- [Aim]:
Return the records that follow, matching each one exactly.
-- START Stored records --
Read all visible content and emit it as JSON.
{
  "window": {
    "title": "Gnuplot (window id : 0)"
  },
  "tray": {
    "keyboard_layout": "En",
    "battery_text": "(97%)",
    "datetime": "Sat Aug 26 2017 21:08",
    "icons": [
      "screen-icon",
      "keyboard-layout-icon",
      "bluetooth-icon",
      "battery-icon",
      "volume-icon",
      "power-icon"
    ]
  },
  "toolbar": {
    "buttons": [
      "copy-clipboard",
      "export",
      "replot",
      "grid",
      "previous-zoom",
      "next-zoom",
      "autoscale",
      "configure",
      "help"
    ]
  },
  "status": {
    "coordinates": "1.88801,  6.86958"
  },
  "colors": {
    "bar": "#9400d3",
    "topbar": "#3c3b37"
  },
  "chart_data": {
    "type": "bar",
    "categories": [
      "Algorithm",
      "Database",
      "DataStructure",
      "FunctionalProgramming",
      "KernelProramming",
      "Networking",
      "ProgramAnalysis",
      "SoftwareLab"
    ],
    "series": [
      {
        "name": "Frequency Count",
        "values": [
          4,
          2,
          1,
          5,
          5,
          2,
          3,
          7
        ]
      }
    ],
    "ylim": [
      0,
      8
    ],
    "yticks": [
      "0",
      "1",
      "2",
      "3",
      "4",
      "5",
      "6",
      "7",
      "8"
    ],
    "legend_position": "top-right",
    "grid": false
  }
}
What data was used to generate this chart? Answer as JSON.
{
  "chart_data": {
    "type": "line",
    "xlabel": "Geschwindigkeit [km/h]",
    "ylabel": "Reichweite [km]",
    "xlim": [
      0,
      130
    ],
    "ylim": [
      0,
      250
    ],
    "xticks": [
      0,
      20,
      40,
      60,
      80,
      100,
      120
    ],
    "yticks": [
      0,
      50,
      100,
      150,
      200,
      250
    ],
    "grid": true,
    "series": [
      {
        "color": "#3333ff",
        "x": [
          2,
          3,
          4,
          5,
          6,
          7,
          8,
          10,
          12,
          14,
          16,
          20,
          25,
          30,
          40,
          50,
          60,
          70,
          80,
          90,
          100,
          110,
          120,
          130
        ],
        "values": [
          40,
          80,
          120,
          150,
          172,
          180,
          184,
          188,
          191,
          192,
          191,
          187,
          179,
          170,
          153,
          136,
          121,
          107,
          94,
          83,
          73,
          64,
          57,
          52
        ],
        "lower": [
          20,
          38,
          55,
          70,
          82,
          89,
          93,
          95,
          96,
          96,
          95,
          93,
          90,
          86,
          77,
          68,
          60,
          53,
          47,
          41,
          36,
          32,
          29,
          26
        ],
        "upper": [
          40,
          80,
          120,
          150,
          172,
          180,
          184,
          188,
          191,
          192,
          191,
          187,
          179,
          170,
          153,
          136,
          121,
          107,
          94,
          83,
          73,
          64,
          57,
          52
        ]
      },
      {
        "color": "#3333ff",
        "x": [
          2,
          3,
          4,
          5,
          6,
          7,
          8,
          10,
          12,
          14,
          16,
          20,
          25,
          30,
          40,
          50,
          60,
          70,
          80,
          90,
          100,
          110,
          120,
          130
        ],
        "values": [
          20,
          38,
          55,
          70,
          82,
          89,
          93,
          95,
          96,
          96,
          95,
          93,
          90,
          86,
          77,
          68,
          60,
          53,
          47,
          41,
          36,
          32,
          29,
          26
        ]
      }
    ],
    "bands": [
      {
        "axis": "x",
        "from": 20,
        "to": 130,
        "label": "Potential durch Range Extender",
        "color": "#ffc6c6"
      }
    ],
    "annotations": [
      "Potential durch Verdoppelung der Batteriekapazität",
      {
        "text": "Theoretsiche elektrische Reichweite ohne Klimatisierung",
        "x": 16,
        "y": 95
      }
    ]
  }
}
-- END Stored records --
- [Finished answer]:
Read all visible content and emit it as JSON.
{
  "window": {
    "title": "Gnuplot (window id : 0)"
  },
  "tray": {
    "keyboard_layout": "En",
    "battery_text": "(97%)",
    "datetime": "Sat Aug 26 2017 21:08",
    "icons": [
      "screen-icon",
      "keyboard-layout-icon",
      "bluetooth-icon",
      "battery-icon",
      "volume-icon",
      "power-icon"
    ]
  },
  "toolbar": {
    "buttons": [
      "copy-clipboard",
      "export",
      "replot",
      "grid",
      "previous-zoom",
      "next-zoom",
      "autoscale",
      "configure",
      "help"
    ]
  },
  "status": {
    "coordinates": "1.88801,  6.86958"
  },
  "colors": {
    "bar": "#9400d3",
    "topbar": "#3c3b37"
  },
  "chart_data": {
    "type": "bar",
    "categories": [
      "Algorithm",
      "Database",
      "DataStructure",
      "FunctionalProgramming",
      "KernelProramming",
      "Networking",
      "ProgramAnalysis",
      "SoftwareLab"
    ],
    "series": [
      {
        "name": "Frequency Count",
        "values": [
          4,
          2,
          1,
          5,
          5,
          2,
          3,
          7
        ]
      }
    ],
    "ylim": [
      0,
      8
    ],
    "yticks": [
      "0",
      "1",
      "2",
      "3",
      "4",
      "5",
      "6",
      "7",
      "8"
    ],
    "legend_position": "top-right",
    "grid": false
  }
}
What data was used to generate this chart? Answer as JSON.
{
  "chart_data": {
    "type": "line",
    "xlabel": "Geschwindigkeit [km/h]",
    "ylabel": "Reichweite [km]",
    "xlim": [
      0,
      130
    ],
    "ylim": [
      0,
      250
    ],
    "xticks": [
      0,
      20,
      40,
      60,
      80,
      100,
      120
    ],
    "yticks": [
      0,
      50,
      100,
      150,
      200,
      250
    ],
    "grid": true,
    "series": [
      {
        "color": "#3333ff",
        "x": [
          2,
          3,
          4,
          5,
          6,
          7,
          8,
          10,
          12,
          14,
          16,
          20,
          25,
          30,
          40,
          50,
          60,
          70,
          80,
          90,
          100,
          110,
          120,
          130
        ],
        "values": [
          40,
          80,
          120,
          150,
          172,
          180,
          184,
          188,
          191,
          192,
          191,
          187,
          179,
          170,
          153,
          136,
          121,
          107,
          94,
          83,
          73,
          64,
          57,
          52
        ],
        "lower": [
          20,
          38,
          55,
          70,
          82,
          89,
          93,
          95,
          96,
          96,
          95,
          93,
          90,
          86,
          77,
          68,
          60,
          53,
          47,
          41,
          36,
          32,
          29,
          26
        ],
        "upper": [
          40,
          80,
          120,
          150,
          172,
          180,
          184,
          188,
          191,
          192,
          191,
          187,
          179,
          170,
          153,
          136,
          121,
          107,
          94,
          83,
          73,
          64,
          57,
          52
        ]
      },
      {
        "color": "#3333ff",
        "x": [
          2,
          3,
          4,
          5,
          6,
          7,
          8,
          10,
          12,
          14,
          16,
          20,
          25,
          30,
          40,
          50,
          60,
          70,
          80,
          90,
          100,
          110,
          120,
          130
        ],
        "values": [
          20,
          38,
          55,
          70,
          82,
          89,
          93,
          95,
          96,
          96,
          95,
          93,
          90,
          86,
          77,
          68,
          60,
          53,
          47,
          41,
          36,
          32,
          29,
          26
        ]
      }
    ],
    "bands": [
      {
        "axis": "x",
        "from": 20,
        "to": 130,
        "label": "Potential durch Range Extender",
        "color": "#ffc6c6"
      }
    ],
    "annotations": [
      "Potential durch Verdoppelung der Batteriekapazität",
      {
        "text": "Theoretsiche elektrische Reichweite ohne Klimatisierung",
        "x": 16,
        "y": 95
      }
    ]
  }
}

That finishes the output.